- **What to produce**
Return every line of the data below that includes the string "ylabel".

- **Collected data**
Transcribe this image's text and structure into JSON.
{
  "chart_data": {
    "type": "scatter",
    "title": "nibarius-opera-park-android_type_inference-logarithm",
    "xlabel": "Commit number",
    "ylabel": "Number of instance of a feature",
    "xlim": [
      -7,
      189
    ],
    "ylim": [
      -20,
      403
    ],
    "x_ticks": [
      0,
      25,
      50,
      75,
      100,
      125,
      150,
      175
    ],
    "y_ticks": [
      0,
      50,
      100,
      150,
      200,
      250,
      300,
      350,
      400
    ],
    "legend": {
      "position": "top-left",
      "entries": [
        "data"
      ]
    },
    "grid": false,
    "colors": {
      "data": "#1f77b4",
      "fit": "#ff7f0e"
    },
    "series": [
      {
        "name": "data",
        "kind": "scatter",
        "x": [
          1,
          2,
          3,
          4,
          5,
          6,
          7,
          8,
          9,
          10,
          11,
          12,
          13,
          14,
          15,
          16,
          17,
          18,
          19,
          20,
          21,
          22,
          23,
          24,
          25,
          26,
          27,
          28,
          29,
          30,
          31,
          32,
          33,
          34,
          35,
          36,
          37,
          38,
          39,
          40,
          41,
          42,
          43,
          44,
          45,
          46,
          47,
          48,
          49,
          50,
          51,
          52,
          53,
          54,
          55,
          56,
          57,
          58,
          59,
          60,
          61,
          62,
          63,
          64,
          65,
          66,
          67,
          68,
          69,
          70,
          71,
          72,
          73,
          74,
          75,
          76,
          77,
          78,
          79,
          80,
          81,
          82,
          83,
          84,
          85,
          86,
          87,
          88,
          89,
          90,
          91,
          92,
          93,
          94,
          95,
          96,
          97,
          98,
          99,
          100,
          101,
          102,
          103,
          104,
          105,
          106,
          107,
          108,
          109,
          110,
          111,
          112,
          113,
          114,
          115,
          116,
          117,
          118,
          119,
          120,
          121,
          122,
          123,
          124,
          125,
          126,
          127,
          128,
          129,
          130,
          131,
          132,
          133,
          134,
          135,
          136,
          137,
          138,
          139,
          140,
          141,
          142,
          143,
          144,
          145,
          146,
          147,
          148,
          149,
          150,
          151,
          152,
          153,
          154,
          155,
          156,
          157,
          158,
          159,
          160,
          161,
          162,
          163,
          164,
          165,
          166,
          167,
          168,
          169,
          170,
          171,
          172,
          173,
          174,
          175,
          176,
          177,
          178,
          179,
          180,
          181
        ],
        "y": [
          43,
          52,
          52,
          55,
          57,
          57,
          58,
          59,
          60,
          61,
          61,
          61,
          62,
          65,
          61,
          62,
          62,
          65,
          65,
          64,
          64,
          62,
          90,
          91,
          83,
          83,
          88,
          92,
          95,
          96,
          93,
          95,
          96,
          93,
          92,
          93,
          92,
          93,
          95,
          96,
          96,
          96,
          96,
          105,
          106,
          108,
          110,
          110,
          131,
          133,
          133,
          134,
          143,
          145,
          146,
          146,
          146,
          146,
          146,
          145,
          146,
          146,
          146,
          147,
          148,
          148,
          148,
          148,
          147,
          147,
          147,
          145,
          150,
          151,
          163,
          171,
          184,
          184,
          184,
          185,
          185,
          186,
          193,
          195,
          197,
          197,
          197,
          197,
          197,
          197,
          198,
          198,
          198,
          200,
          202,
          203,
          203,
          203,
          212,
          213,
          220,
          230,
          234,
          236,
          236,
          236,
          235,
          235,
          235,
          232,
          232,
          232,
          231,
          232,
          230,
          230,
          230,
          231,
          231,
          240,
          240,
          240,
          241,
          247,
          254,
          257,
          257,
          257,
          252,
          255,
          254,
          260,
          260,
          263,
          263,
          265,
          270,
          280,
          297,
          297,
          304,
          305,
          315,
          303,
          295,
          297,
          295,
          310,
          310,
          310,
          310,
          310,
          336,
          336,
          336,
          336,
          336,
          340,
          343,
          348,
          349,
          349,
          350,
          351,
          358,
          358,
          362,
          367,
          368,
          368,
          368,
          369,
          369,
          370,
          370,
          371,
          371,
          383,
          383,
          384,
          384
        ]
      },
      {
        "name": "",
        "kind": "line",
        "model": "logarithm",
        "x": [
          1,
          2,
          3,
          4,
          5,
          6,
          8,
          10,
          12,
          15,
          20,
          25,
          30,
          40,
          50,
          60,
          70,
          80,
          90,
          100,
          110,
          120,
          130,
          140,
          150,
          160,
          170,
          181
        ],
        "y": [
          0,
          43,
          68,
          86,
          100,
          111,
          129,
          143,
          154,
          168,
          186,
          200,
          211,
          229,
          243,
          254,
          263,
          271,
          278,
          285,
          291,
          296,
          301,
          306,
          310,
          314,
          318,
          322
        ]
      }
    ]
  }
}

* * *

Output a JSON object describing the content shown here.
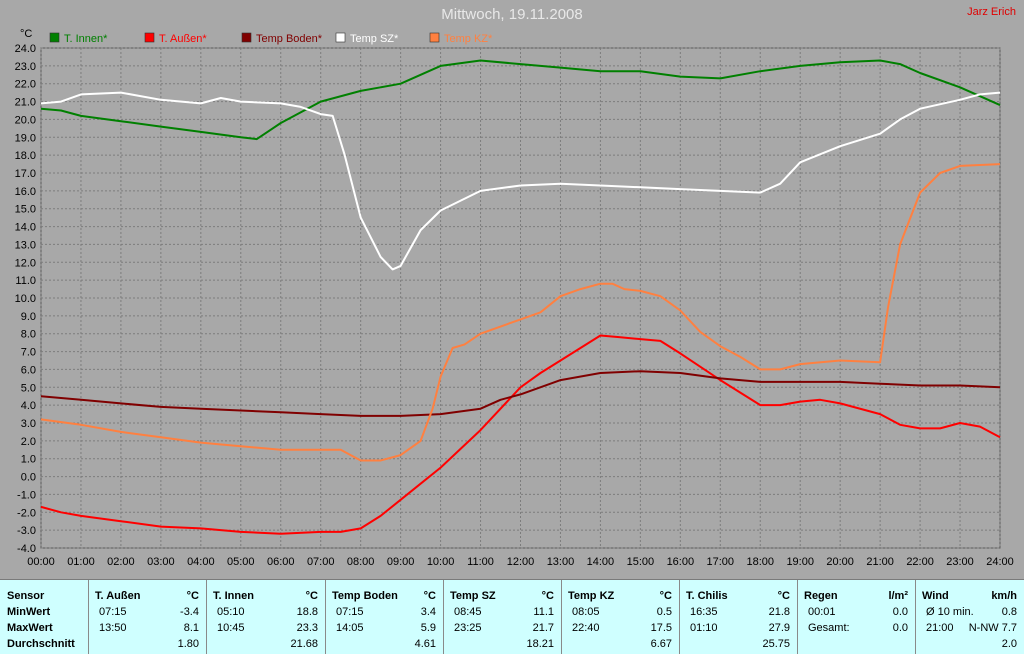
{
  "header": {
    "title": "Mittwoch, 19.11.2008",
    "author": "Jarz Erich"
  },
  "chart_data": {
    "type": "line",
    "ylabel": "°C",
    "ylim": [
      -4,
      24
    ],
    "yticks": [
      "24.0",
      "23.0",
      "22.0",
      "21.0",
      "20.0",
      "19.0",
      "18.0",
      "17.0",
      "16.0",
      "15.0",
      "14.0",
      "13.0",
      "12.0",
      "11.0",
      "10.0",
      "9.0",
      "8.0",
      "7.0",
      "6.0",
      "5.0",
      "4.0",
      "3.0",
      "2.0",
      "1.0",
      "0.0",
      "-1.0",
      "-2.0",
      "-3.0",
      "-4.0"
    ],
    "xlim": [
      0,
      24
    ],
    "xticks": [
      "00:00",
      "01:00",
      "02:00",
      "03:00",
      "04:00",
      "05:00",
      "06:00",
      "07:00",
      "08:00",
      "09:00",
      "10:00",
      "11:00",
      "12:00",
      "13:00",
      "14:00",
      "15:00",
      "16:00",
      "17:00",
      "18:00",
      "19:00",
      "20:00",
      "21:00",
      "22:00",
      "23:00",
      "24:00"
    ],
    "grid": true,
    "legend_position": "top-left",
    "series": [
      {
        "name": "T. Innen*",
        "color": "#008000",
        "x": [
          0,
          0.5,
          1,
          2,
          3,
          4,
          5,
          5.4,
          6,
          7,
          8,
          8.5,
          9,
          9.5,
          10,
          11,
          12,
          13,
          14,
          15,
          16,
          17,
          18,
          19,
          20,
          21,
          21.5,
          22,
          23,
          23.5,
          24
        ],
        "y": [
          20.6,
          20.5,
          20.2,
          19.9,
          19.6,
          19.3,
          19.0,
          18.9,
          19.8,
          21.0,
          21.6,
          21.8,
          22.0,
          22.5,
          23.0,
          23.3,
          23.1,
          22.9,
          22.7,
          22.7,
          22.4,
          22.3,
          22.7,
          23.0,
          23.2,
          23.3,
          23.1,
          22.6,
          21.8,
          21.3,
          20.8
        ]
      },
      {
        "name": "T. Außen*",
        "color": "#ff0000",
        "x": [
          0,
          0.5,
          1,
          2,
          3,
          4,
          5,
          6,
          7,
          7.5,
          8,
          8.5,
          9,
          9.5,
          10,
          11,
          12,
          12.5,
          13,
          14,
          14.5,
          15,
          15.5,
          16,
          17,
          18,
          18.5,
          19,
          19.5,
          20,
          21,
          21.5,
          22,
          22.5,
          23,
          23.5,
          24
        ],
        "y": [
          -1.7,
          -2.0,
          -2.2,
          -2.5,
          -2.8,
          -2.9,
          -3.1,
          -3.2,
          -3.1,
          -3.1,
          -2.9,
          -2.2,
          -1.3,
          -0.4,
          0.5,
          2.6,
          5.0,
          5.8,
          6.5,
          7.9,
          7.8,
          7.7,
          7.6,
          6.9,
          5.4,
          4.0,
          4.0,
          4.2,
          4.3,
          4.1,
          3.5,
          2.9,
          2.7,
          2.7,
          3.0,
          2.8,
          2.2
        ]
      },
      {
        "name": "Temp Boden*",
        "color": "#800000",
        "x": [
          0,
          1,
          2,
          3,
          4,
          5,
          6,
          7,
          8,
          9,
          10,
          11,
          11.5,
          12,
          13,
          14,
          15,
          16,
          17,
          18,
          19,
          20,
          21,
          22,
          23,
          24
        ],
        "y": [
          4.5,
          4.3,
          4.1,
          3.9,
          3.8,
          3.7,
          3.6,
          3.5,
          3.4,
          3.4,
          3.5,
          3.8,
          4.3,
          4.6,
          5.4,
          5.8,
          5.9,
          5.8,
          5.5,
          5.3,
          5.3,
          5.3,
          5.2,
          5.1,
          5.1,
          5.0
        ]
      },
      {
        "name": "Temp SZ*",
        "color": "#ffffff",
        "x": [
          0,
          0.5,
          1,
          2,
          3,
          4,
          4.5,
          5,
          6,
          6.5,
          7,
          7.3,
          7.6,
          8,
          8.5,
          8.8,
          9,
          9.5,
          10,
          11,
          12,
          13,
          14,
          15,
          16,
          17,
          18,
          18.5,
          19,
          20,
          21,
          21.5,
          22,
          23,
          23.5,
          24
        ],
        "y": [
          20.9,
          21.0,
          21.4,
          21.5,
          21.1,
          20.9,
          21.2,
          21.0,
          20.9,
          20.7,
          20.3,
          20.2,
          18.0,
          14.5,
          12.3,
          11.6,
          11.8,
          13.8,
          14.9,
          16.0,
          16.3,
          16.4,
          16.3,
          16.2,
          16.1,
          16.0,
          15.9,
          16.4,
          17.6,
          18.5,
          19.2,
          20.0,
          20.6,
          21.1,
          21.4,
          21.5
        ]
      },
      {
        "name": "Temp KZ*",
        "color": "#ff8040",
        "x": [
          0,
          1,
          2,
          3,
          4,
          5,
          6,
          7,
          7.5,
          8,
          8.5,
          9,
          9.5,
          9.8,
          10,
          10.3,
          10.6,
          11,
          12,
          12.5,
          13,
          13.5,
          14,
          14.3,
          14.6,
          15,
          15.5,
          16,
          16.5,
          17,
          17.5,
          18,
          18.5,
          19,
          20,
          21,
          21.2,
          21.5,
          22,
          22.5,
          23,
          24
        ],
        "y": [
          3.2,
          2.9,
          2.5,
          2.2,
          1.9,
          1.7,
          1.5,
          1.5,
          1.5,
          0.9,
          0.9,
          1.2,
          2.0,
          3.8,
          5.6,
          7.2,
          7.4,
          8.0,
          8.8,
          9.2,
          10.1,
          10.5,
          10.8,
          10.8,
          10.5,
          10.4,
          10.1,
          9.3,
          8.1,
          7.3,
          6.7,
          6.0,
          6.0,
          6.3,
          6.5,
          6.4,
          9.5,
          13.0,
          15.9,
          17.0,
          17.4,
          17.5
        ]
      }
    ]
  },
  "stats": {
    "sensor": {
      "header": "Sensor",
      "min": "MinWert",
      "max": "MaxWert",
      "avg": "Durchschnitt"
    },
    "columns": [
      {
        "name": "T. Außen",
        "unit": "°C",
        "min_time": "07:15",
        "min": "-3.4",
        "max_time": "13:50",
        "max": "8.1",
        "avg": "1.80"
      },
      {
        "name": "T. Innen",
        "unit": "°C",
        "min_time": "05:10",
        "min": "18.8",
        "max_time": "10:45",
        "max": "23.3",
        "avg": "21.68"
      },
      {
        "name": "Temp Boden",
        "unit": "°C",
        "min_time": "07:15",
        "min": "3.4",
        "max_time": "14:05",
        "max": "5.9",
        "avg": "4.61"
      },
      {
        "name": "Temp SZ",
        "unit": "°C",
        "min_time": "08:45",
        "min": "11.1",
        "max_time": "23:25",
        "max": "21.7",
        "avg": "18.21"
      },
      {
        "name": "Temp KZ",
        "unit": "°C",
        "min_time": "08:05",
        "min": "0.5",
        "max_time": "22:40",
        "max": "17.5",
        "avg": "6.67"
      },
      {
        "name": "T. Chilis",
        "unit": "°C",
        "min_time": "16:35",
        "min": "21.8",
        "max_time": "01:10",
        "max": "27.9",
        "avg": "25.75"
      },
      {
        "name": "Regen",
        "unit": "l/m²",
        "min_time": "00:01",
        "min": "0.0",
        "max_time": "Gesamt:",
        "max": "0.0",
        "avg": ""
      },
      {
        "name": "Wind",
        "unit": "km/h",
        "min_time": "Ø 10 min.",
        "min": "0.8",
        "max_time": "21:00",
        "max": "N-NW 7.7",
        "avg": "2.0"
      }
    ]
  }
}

---

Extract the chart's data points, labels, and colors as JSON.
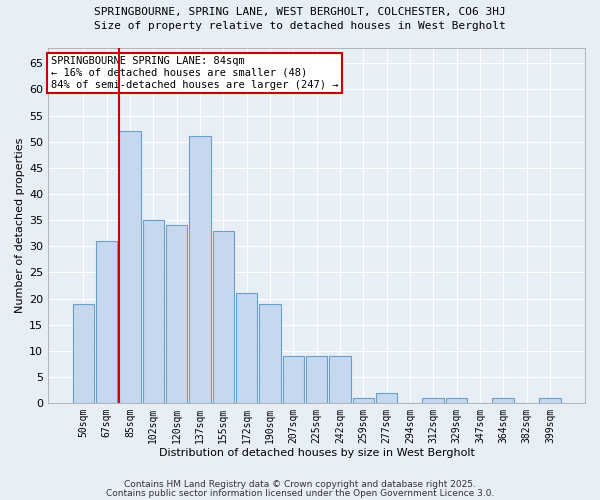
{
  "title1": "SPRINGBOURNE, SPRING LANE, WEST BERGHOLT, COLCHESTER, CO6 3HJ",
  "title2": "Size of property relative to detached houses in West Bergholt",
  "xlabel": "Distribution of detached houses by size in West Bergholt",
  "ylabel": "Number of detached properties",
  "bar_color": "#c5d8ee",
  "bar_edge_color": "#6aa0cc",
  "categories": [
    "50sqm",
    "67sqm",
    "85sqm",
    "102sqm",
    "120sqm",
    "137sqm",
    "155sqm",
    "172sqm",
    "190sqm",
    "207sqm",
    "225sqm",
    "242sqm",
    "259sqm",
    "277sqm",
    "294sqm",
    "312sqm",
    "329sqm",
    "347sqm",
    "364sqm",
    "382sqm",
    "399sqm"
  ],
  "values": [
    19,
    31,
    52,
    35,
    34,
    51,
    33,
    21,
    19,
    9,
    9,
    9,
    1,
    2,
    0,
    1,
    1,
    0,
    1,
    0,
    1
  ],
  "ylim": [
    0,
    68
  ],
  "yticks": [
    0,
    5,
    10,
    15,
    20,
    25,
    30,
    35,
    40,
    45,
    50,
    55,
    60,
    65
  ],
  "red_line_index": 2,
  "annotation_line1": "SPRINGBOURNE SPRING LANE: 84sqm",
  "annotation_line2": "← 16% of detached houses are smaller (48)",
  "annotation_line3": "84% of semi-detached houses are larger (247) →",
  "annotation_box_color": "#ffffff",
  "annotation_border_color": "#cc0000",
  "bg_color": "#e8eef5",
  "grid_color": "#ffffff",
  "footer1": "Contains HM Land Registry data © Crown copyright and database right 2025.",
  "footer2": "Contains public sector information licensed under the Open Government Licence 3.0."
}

- **Exercise response**
    "ylabel": "Number of instance of a feature",
    "ylabel": "°C",
  "ylabel": "Number of detached properties",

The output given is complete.